**DESCRIPTION OF THE TASK**
Return only the number of lines in the entries below that hold the word "Customer".

**MATERIAL SUPPLIED**
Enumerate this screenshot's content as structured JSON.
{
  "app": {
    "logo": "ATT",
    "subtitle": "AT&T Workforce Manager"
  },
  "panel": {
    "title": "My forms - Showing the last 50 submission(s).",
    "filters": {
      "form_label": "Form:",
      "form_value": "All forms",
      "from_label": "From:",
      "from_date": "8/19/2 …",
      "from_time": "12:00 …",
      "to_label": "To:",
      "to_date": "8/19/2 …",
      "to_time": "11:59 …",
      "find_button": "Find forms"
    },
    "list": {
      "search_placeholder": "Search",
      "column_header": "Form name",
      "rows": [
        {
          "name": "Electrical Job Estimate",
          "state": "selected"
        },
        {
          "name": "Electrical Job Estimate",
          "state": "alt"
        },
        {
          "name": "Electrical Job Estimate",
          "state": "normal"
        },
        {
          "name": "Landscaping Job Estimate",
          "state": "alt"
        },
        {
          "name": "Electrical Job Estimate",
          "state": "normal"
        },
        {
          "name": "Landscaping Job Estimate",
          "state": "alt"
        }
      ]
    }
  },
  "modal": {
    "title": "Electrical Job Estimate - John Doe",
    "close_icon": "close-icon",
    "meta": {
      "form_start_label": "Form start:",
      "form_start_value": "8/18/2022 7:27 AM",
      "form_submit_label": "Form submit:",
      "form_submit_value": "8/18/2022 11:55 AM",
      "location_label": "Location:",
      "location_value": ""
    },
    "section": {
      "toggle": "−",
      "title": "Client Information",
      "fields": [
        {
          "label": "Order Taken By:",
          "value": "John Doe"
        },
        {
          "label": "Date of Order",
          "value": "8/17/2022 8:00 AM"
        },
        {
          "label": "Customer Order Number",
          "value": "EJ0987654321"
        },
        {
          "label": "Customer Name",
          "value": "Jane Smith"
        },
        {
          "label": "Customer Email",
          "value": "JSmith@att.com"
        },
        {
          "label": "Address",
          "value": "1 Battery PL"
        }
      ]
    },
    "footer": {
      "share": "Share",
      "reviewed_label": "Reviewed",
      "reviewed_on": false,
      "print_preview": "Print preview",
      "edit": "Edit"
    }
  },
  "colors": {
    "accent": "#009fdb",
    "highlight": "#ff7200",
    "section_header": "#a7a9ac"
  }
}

**SOLVED PROBLEM**
3